DATA ROWS:
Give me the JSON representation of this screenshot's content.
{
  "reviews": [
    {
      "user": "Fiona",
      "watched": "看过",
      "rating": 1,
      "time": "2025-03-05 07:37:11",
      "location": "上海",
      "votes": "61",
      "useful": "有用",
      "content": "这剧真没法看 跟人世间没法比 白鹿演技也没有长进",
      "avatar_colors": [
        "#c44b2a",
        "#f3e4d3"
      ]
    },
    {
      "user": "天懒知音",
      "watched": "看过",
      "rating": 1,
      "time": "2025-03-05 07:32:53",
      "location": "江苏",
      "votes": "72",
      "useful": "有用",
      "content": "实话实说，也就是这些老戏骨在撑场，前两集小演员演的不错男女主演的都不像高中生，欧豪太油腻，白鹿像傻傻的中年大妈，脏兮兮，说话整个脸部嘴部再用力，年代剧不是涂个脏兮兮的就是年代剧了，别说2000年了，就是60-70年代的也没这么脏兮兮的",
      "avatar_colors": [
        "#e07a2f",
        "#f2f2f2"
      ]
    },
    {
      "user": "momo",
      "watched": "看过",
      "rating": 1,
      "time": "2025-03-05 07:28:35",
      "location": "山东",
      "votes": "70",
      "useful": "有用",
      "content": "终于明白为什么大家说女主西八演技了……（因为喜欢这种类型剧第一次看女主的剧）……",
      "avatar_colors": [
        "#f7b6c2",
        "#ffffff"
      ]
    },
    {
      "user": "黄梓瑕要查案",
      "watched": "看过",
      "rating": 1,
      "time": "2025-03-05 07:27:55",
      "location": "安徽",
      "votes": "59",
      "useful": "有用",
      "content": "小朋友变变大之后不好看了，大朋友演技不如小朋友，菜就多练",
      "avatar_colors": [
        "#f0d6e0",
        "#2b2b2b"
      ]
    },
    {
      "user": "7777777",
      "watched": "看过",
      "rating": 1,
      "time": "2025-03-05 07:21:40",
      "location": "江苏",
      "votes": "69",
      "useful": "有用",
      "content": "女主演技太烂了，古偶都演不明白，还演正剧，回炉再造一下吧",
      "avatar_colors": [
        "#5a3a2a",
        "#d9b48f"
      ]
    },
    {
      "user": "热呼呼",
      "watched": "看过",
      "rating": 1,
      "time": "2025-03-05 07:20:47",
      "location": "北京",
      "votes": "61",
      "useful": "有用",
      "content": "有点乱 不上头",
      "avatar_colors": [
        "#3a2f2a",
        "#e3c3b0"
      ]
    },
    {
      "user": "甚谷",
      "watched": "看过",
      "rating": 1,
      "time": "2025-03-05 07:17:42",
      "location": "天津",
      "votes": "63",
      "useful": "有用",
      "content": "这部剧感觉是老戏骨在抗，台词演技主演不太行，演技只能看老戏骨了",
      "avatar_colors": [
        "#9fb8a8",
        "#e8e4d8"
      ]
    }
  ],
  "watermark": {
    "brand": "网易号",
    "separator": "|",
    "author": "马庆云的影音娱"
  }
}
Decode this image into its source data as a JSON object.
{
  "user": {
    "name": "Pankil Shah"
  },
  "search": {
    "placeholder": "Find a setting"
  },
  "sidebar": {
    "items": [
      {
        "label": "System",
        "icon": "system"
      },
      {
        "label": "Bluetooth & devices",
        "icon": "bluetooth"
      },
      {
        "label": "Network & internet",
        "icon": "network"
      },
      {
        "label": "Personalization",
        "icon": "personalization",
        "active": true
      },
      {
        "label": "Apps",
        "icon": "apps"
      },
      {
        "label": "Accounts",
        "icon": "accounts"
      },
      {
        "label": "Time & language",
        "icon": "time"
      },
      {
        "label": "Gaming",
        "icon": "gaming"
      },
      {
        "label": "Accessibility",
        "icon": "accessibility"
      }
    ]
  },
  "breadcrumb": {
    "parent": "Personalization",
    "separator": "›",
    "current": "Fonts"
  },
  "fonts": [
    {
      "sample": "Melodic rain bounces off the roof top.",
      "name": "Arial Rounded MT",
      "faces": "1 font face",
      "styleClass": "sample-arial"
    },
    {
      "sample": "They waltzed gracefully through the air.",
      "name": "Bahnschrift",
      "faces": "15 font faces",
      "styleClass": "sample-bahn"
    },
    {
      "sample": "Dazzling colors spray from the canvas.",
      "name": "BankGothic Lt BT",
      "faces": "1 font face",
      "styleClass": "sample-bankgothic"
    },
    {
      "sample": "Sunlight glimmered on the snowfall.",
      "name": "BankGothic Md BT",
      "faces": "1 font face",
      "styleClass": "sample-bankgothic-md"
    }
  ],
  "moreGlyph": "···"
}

OBJECTIVE: Produce a verbatim transcription of the entries above.

WRITTEN REPLY:
Give me the JSON representation of this screenshot's content.
{
  "reviews": [
    {
      "user": "Fiona",
      "watched": "看过",
      "rating": 1,
      "time": "2025-03-05 07:37:11",
      "location": "上海",
      "votes": "61",
      "useful": "有用",
      "content": "这剧真没法看 跟人世间没法比 白鹿演技也没有长进",
      "avatar_colors": [
        "#c44b2a",
        "#f3e4d3"
      ]
    },
    {
      "user": "天懒知音",
      "watched": "看过",
      "rating": 1,
      "time": "2025-03-05 07:32:53",
      "location": "江苏",
      "votes": "72",
      "useful": "有用",
      "content": "实话实说，也就是这些老戏骨在撑场，前两集小演员演的不错男女主演的都不像高中生，欧豪太油腻，白鹿像傻傻的中年大妈，脏兮兮，说话整个脸部嘴部再用力，年代剧不是涂个脏兮兮的就是年代剧了，别说2000年了，就是60-70年代的也没这么脏兮兮的",
      "avatar_colors": [
        "#e07a2f",
        "#f2f2f2"
      ]
    },
    {
      "user": "momo",
      "watched": "看过",
      "rating": 1,
      "time": "2025-03-05 07:28:35",
      "location": "山东",
      "votes": "70",
      "useful": "有用",
      "content": "终于明白为什么大家说女主西八演技了……（因为喜欢这种类型剧第一次看女主的剧）……",
      "avatar_colors": [
        "#f7b6c2",
        "#ffffff"
      ]
    },
    {
      "user": "黄梓瑕要查案",
      "watched": "看过",
      "rating": 1,
      "time": "2025-03-05 07:27:55",
      "location": "安徽",
      "votes": "59",
      "useful": "有用",
      "content": "小朋友变变大之后不好看了，大朋友演技不如小朋友，菜就多练",
      "avatar_colors": [
        "#f0d6e0",
        "#2b2b2b"
      ]
    },
    {
      "user": "7777777",
      "watched": "看过",
      "rating": 1,
      "time": "2025-03-05 07:21:40",
      "location": "江苏",
      "votes": "69",
      "useful": "有用",
      "content": "女主演技太烂了，古偶都演不明白，还演正剧，回炉再造一下吧",
      "avatar_colors": [
        "#5a3a2a",
        "#d9b48f"
      ]
    },
    {
      "user": "热呼呼",
      "watched": "看过",
      "rating": 1,
      "time": "2025-03-05 07:20:47",
      "location": "北京",
      "votes": "61",
      "useful": "有用",
      "content": "有点乱 不上头",
      "avatar_colors": [
        "#3a2f2a",
        "#e3c3b0"
      ]
    },
    {
      "user": "甚谷",
      "watched": "看过",
      "rating": 1,
      "time": "2025-03-05 07:17:42",
      "location": "天津",
      "votes": "63",
      "useful": "有用",
      "content": "这部剧感觉是老戏骨在抗，台词演技主演不太行，演技只能看老戏骨了",
      "avatar_colors": [
        "#9fb8a8",
        "#e8e4d8"
      ]
    }
  ],
  "watermark": {
    "brand": "网易号",
    "separator": "|",
    "author": "马庆云的影音娱"
  }
}
Decode this image into its source data as a JSON object.
{
  "user": {
    "name": "Pankil Shah"
  },
  "search": {
    "placeholder": "Find a setting"
  },
  "sidebar": {
    "items": [
      {
        "label": "System",
        "icon": "system"
      },
      {
        "label": "Bluetooth & devices",
        "icon": "bluetooth"
      },
      {
        "label": "Network & internet",
        "icon": "network"
      },
      {
        "label": "Personalization",
        "icon": "personalization",
        "active": true
      },
      {
        "label": "Apps",
        "icon": "apps"
      },
      {
        "label": "Accounts",
        "icon": "accounts"
      },
      {
        "label": "Time & language",
        "icon": "time"
      },
      {
        "label": "Gaming",
        "icon": "gaming"
      },
      {
        "label": "Accessibility",
        "icon": "accessibility"
      }
    ]
  },
  "breadcrumb": {
    "parent": "Personalization",
    "separator": "›",
    "current": "Fonts"
  },
  "fonts": [
    {
      "sample": "Melodic rain bounces off the roof top.",
      "name": "Arial Rounded MT",
      "faces": "1 font face",
      "styleClass": "sample-arial"
    },
    {
      "sample": "They waltzed gracefully through the air.",
      "name": "Bahnschrift",
      "faces": "15 font faces",
      "styleClass": "sample-bahn"
    },
    {
      "sample": "Dazzling colors spray from the canvas.",
      "name": "BankGothic Lt BT",
      "faces": "1 font face",
      "styleClass": "sample-bankgothic"
    },
    {
      "sample": "Sunlight glimmered on the snowfall.",
      "name": "BankGothic Md BT",
      "faces": "1 font face",
      "styleClass": "sample-bankgothic-md"
    }
  ],
  "moreGlyph": "···"
}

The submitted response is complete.